__SET EXERCISE__:
Look through the material below. Copy each line that contains the string "structured".

=-=-=-=-=

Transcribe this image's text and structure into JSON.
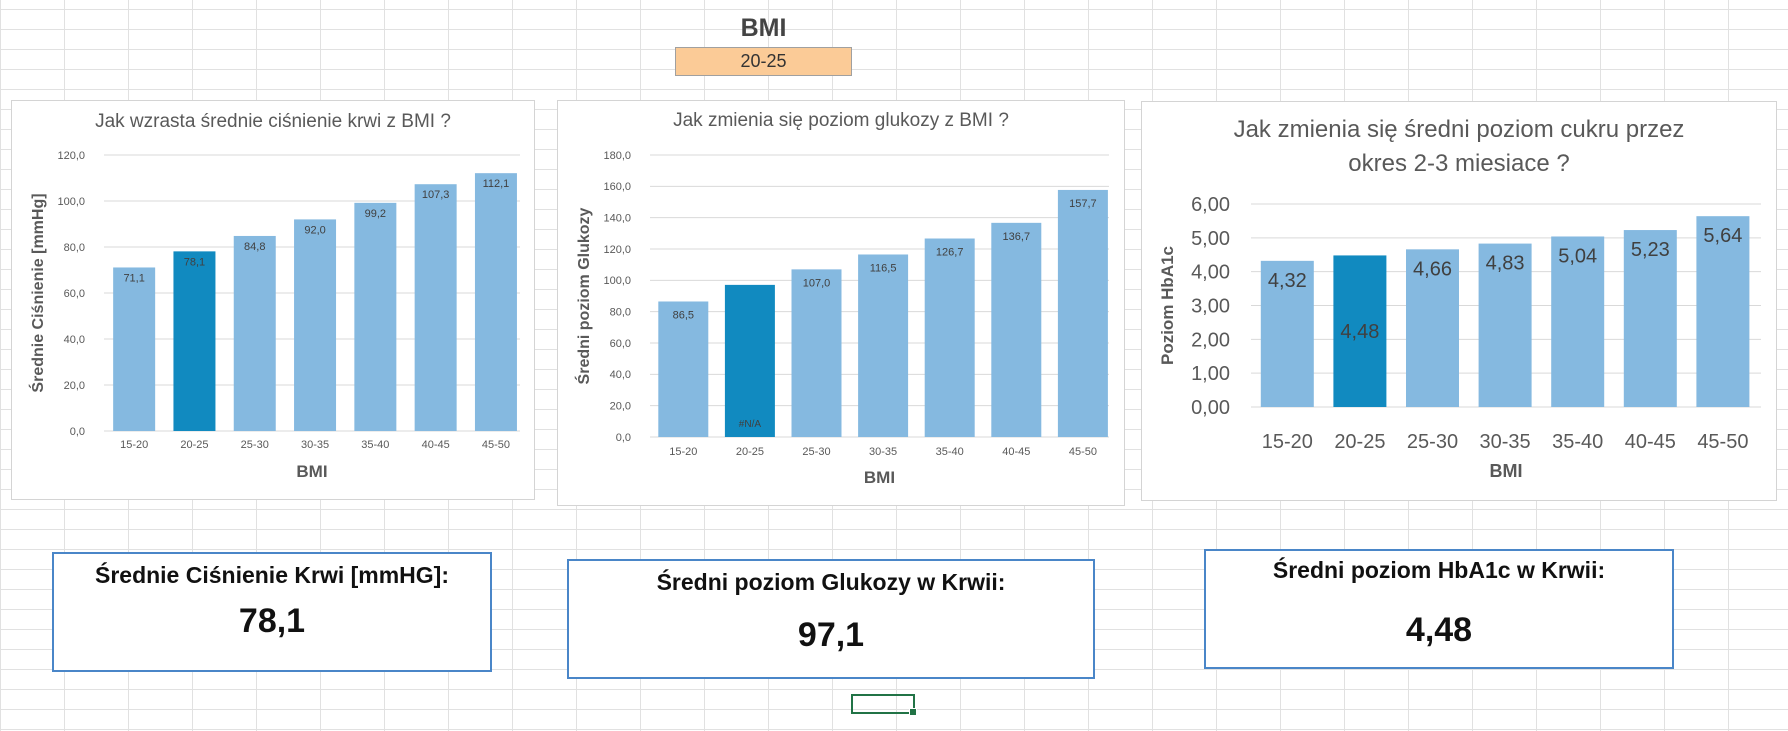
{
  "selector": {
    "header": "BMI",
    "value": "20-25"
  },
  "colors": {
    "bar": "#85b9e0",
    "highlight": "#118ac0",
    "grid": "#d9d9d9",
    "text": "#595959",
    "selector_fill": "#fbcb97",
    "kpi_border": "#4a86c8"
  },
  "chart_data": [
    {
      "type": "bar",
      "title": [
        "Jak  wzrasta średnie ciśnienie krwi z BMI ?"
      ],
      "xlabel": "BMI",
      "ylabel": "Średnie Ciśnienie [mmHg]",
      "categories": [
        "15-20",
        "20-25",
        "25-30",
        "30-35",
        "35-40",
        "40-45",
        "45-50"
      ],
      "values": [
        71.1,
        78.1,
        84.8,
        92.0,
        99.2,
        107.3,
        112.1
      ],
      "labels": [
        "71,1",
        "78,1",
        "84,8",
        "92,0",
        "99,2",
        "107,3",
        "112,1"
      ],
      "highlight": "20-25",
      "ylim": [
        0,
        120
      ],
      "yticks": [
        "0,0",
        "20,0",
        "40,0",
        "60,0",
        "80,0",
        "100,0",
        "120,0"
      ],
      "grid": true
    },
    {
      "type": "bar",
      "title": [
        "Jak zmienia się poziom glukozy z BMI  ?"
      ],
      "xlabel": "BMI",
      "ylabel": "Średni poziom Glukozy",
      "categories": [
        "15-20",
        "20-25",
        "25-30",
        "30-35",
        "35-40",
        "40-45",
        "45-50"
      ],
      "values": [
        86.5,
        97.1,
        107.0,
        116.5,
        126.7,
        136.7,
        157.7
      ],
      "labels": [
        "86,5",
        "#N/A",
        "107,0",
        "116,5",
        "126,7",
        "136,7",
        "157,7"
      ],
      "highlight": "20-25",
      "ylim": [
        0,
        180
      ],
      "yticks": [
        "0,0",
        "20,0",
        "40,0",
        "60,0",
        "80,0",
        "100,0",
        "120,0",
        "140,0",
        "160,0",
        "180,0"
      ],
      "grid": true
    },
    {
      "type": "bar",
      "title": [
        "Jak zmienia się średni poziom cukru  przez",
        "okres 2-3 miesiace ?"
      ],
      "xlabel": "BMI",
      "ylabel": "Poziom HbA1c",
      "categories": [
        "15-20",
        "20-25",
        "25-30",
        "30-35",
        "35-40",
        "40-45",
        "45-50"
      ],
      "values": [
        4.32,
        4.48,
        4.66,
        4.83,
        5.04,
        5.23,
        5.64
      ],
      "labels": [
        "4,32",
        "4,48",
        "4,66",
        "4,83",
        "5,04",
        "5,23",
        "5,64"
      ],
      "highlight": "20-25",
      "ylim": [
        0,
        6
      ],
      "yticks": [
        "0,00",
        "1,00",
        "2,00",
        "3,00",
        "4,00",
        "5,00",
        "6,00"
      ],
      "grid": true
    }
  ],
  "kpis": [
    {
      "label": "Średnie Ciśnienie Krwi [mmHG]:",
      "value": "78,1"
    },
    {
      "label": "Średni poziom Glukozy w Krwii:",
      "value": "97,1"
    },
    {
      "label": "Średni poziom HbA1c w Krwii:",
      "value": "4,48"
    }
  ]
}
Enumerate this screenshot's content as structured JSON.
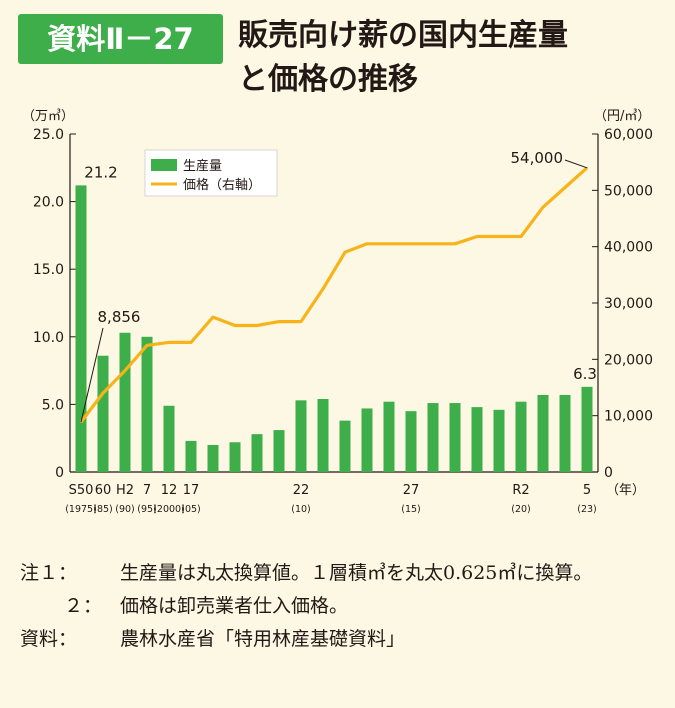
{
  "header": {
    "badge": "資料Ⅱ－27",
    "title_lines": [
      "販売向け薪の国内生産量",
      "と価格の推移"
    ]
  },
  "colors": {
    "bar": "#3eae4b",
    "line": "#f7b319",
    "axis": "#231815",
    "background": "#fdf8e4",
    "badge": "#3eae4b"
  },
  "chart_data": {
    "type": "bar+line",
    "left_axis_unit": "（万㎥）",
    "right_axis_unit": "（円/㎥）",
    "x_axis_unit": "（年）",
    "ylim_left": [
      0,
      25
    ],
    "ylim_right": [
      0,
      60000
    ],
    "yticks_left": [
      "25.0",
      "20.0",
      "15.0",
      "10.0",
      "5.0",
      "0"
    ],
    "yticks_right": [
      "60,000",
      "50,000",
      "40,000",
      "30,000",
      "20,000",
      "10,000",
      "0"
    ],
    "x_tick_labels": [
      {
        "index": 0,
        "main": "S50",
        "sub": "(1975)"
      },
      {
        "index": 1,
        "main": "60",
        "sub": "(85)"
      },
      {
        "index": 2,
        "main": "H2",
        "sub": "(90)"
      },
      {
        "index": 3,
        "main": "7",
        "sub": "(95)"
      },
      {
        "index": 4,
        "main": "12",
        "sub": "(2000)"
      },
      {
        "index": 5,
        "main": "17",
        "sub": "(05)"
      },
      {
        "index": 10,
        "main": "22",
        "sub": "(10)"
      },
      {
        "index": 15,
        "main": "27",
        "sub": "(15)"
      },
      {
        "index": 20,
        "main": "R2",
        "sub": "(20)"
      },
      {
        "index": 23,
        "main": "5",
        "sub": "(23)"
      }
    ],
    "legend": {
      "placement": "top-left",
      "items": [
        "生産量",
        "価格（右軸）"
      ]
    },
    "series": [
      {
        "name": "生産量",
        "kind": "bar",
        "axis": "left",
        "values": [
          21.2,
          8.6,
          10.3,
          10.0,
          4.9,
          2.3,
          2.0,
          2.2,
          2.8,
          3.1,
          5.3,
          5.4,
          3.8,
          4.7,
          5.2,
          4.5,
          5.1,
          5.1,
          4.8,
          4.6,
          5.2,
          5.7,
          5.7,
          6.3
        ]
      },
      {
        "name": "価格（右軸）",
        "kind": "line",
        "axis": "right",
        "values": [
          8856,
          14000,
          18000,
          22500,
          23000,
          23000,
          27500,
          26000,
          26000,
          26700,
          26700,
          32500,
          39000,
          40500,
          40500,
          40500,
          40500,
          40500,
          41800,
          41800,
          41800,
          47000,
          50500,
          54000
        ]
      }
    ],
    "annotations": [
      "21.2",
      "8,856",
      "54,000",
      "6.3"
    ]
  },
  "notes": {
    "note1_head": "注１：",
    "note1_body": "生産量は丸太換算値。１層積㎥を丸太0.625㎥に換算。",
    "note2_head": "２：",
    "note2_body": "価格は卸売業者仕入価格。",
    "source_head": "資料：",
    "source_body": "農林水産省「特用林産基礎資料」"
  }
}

=-=-=-=-=

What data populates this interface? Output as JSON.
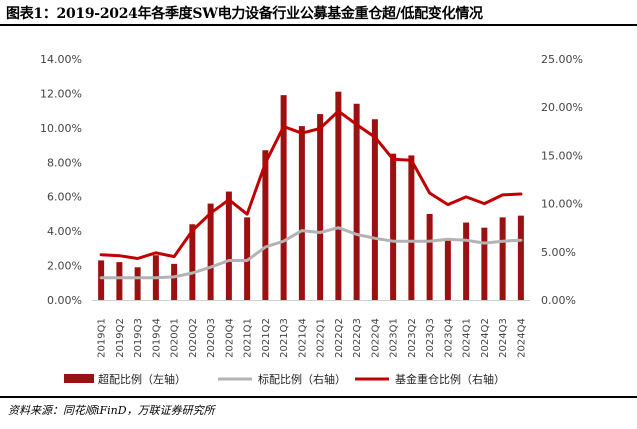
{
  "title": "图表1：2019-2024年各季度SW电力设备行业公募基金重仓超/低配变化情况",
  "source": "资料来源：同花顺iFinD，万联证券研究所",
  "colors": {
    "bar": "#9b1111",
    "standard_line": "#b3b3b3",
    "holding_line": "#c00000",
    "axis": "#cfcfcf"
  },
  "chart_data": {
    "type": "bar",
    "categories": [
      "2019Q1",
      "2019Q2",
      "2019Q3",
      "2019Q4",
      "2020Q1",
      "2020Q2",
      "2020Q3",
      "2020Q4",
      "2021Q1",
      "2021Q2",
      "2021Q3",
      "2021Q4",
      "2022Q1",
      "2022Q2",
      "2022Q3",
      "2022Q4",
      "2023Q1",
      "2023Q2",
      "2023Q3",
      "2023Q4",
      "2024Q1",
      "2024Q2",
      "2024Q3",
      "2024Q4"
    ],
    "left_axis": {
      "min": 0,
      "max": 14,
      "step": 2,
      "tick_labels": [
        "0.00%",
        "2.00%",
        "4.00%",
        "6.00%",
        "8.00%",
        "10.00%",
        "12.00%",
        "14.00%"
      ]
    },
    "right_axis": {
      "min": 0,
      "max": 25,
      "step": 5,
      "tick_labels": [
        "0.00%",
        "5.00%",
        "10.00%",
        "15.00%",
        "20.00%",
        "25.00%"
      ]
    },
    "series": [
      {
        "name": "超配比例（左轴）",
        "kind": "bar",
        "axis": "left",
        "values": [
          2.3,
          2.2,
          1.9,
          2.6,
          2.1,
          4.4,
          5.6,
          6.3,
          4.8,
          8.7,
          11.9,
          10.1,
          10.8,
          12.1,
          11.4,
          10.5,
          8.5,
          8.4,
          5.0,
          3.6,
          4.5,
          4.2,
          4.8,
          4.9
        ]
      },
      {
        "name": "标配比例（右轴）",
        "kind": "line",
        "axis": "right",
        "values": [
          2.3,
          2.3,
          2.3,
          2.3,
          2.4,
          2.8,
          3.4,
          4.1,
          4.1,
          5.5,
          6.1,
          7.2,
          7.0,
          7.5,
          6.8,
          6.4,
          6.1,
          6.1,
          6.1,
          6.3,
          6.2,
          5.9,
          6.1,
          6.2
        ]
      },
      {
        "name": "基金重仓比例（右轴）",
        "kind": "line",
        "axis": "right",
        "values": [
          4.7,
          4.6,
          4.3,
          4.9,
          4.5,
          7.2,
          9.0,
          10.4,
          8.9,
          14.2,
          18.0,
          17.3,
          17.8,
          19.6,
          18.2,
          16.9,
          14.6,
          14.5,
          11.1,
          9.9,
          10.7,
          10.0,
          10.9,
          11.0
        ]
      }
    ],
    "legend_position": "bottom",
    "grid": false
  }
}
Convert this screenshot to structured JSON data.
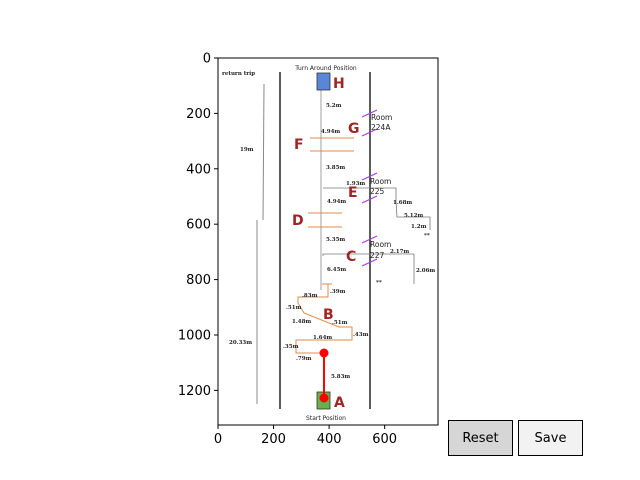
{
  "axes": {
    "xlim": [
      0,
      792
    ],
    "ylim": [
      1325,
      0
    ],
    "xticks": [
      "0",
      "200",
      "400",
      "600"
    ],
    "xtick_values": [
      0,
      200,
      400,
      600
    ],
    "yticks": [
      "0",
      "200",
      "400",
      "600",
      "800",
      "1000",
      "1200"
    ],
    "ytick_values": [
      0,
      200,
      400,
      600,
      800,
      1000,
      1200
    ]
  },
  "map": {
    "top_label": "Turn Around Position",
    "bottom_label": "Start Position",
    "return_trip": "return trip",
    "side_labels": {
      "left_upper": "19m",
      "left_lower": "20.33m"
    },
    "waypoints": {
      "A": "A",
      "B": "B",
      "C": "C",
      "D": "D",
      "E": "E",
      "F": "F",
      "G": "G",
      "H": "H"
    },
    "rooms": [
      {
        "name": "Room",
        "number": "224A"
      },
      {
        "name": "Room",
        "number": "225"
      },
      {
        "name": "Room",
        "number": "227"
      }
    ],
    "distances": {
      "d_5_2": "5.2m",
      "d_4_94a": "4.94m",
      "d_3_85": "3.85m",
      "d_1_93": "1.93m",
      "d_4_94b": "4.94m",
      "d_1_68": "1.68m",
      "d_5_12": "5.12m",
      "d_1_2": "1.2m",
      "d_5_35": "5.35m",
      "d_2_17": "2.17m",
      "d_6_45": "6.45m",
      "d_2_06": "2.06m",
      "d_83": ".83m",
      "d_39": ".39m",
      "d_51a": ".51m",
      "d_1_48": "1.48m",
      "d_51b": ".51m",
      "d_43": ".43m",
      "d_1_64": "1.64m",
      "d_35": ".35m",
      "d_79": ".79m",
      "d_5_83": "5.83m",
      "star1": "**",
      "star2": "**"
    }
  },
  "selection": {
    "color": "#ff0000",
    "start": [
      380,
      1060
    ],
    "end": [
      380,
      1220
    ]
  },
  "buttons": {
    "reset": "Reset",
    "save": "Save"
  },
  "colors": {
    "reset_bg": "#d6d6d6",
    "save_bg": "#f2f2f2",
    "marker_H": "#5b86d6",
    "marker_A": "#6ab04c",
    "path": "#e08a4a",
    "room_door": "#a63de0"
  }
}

=-=-=-=-=

__SOLUTION TO THIS EXERCISE__:
Enumerate this screenshot's content as structured JSON.
Convert this screenshot to structured JSON data.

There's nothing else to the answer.